▶ Directive
Return every line in the items below that contains the string "front".

[Data records]
-- begin --

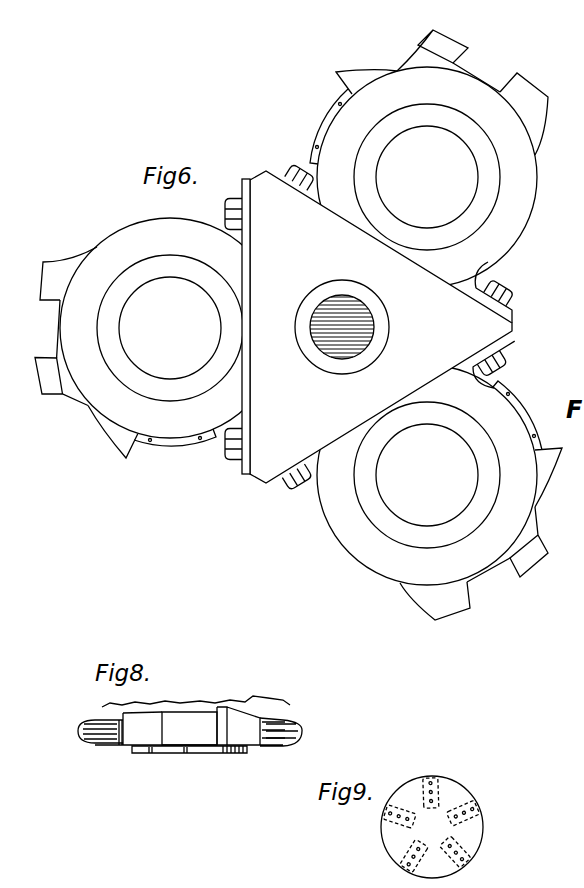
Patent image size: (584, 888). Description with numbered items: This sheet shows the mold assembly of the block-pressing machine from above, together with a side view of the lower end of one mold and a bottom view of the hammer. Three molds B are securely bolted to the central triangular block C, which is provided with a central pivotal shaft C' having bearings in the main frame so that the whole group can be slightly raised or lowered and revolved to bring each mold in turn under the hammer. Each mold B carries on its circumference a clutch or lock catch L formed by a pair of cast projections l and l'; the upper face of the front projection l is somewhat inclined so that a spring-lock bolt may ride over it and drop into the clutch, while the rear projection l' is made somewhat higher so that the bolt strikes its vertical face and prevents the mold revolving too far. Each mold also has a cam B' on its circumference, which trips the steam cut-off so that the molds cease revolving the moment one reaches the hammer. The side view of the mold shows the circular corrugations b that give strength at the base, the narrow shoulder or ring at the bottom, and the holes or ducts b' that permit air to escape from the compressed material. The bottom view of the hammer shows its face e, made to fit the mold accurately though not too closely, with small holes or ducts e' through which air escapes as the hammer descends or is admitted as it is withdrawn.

In FIG. 6, the mold B is at (298, 326).
In FIG. 8, the mold B is at (190, 713).
In FIG. 6, the cam B' is at (335, 288).
In FIG. 6, the central triangular block C is at (369, 327).
In FIG. 6, the central pivotal shaft C' is at (342, 344).
In FIG. 6, the clutch L is at (274, 330).
In FIG. 8, the clutch L is at (189, 728).
In FIG. 6, the front projection l is at (294, 346).
In FIG. 8, the front projection l is at (142, 728).
In FIG. 6, the rear projection l' is at (291, 303).
In FIG. 8, the rear projection l' is at (238, 726).
In FIG. 8, the circular projections or corrugations b is at (282, 724).
In FIG. 8, the holes or ducts b' is at (192, 763).
In FIG. 9, the hammer face e is at (432, 827).
In FIG. 9, the holes or ducts e' is at (434, 825).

-- end --

▶ Answer to this exercise
Patent image size: (584, 888). Description with numbered items: This sheet shows the mold assembly of the block-pressing machine from above, together with a side view of the lower end of one mold and a bottom view of the hammer. Three molds B are securely bolted to the central triangular block C, which is provided with a central pivotal shaft C' having bearings in the main frame so that the whole group can be slightly raised or lowered and revolved to bring each mold in turn under the hammer. Each mold B carries on its circumference a clutch or lock catch L formed by a pair of cast projections l and l'; the upper face of the front projection l is somewhat inclined so that a spring-lock bolt may ride over it and drop into the clutch, while the rear projection l' is made somewhat higher so that the bolt strikes its vertical face and prevents the mold revolving too far. Each mold also has a cam B' on its circumference, which trips the steam cut-off so that the molds cease revolving the moment one reaches the hammer. The side view of the mold shows the circular corrugations b that give strength at the base, the narrow shoulder or ring at the bottom, and the holes or ducts b' that permit air to escape from the compressed material. The bottom view of the hammer shows its face e, made to fit the mold accurately though not too closely, with small holes or ducts e' through which air escapes as the hammer descends or is admitted as it is withdrawn.
In FIG. 6, the front projection l is at (294, 346).
In FIG. 8, the front projection l is at (142, 728).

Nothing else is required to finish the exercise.